■ What this task involves
Report the count of lines holding "metastasis" in the records, with no other words.

■ Data section
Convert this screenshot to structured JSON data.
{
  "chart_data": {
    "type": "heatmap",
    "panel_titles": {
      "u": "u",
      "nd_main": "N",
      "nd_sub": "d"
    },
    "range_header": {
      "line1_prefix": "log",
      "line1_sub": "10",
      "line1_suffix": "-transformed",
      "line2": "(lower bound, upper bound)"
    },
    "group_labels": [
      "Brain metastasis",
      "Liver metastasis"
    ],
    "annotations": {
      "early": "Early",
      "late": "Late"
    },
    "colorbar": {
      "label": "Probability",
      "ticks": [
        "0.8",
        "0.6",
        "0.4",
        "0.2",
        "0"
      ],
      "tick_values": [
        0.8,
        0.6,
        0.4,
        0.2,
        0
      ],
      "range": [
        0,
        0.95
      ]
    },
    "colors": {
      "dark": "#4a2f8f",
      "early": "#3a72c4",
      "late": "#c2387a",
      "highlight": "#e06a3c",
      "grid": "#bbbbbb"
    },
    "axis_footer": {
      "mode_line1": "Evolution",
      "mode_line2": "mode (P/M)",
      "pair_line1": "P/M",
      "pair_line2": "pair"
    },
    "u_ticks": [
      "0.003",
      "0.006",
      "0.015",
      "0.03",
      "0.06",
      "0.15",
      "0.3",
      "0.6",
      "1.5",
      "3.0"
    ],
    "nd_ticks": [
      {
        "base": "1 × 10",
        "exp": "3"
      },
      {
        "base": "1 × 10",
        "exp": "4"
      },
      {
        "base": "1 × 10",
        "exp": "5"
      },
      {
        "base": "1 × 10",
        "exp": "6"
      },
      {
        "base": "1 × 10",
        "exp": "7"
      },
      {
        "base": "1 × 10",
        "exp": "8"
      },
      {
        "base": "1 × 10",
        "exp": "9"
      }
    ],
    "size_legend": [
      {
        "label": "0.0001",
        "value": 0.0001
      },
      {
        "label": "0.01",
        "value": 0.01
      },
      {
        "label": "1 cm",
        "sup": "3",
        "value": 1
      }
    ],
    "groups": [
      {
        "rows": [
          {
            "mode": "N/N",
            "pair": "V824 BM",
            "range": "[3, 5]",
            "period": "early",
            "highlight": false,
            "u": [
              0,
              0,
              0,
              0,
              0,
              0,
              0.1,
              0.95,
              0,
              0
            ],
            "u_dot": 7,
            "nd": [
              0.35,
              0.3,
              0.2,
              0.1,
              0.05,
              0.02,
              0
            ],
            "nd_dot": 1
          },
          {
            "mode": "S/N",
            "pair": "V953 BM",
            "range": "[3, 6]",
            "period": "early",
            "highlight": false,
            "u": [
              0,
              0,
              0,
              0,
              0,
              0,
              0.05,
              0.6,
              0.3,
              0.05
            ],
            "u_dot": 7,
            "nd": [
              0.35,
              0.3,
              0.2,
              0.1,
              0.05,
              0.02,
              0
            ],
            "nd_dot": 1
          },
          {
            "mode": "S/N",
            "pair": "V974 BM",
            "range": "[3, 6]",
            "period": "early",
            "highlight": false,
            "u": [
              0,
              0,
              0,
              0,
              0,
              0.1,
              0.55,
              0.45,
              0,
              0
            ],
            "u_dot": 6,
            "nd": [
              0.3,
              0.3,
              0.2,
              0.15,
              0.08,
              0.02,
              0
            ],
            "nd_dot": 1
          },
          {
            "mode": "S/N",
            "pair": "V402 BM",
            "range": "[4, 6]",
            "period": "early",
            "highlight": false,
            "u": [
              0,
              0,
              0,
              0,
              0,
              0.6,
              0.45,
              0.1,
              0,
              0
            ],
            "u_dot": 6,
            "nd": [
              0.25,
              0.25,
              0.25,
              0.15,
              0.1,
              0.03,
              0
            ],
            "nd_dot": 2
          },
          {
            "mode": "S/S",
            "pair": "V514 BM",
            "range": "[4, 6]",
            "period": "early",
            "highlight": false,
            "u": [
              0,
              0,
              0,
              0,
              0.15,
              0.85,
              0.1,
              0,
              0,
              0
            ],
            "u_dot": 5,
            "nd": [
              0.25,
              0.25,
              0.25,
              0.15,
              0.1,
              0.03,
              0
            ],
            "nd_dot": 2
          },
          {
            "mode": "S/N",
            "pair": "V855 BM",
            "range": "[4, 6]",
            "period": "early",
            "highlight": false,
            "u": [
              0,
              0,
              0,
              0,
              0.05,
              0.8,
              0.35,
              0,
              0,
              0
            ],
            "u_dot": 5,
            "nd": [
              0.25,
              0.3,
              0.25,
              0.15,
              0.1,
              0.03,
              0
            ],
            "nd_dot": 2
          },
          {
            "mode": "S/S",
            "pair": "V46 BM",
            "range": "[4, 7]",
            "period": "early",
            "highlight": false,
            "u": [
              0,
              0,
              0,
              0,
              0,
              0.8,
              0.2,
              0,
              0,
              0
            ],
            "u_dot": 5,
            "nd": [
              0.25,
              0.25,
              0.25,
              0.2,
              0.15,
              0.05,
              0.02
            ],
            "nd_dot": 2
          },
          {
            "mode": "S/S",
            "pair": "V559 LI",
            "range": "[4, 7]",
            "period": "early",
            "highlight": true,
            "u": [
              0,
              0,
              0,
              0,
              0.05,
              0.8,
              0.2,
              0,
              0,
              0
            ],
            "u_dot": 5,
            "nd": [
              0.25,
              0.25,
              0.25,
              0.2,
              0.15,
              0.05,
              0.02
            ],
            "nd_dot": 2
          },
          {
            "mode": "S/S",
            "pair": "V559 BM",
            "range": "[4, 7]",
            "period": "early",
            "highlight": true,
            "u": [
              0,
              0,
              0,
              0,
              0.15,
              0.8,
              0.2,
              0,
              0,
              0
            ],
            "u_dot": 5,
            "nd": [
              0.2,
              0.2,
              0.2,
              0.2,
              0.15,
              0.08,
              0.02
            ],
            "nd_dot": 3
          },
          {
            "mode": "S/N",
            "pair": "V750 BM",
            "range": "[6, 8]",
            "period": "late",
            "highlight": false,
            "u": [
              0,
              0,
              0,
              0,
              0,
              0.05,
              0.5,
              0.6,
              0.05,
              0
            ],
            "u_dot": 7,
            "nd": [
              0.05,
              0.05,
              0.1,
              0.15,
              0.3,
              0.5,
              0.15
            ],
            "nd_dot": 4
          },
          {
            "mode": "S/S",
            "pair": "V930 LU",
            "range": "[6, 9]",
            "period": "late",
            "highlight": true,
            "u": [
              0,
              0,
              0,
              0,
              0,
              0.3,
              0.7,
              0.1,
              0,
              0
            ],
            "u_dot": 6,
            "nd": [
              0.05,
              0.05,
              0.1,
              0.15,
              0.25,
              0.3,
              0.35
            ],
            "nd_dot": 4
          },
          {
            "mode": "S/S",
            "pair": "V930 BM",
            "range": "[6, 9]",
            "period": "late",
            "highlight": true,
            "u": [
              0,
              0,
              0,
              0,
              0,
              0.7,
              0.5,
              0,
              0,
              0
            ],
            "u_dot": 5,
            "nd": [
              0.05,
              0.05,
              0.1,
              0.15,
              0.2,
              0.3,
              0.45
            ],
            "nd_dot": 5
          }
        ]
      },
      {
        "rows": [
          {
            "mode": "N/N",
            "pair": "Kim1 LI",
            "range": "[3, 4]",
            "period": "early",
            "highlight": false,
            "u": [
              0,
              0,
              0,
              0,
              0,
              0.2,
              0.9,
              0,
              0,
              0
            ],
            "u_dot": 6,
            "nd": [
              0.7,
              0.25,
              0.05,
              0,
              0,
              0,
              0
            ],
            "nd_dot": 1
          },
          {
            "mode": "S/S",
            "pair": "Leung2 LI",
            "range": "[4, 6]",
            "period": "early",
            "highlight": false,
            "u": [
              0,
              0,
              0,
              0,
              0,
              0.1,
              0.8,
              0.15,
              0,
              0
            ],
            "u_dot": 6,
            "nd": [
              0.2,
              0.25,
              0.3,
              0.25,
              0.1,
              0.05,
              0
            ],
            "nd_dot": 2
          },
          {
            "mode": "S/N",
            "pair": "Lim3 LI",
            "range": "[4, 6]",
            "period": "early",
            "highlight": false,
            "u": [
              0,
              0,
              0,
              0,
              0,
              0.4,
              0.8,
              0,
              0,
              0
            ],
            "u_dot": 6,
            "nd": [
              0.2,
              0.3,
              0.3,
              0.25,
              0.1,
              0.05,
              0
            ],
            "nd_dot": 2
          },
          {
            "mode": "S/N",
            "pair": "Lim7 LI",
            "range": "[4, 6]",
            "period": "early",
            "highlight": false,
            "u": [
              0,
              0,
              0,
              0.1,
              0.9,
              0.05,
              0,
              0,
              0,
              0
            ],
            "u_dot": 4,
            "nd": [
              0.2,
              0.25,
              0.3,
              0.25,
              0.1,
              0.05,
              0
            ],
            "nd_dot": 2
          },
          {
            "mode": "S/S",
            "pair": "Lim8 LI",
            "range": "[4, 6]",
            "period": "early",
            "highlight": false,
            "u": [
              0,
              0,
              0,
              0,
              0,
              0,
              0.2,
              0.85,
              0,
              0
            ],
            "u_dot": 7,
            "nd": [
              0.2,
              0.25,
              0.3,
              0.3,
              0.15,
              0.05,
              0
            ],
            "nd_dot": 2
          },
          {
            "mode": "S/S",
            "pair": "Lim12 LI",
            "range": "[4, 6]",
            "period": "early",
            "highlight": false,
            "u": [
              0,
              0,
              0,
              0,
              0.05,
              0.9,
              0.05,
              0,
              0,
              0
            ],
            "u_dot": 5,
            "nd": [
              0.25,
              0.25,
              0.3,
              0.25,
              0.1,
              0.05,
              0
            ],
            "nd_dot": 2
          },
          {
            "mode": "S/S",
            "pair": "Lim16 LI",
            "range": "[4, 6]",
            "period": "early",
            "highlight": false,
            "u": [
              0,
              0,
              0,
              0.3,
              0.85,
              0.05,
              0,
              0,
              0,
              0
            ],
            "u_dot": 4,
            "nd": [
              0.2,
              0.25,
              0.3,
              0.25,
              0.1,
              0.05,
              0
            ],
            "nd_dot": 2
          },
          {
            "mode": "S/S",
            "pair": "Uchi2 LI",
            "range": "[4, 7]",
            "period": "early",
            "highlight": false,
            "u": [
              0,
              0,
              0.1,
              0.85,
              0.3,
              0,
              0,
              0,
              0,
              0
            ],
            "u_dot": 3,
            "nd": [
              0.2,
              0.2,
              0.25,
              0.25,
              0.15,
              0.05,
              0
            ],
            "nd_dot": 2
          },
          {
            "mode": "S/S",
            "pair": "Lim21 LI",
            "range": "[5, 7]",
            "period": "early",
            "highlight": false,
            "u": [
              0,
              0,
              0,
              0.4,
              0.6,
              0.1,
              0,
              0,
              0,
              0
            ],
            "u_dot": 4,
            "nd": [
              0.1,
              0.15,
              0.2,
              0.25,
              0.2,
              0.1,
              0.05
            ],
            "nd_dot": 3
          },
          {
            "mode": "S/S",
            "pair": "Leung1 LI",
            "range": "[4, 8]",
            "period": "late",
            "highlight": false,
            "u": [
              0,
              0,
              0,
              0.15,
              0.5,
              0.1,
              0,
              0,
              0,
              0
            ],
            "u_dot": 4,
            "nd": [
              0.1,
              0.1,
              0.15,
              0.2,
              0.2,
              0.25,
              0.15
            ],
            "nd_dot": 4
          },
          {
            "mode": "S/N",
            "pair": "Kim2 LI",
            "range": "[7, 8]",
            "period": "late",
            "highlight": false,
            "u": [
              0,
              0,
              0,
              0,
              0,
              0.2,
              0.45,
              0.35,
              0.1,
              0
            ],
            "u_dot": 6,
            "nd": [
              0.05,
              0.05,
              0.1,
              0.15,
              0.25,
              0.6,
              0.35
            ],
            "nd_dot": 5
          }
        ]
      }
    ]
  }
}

■ Written answer
2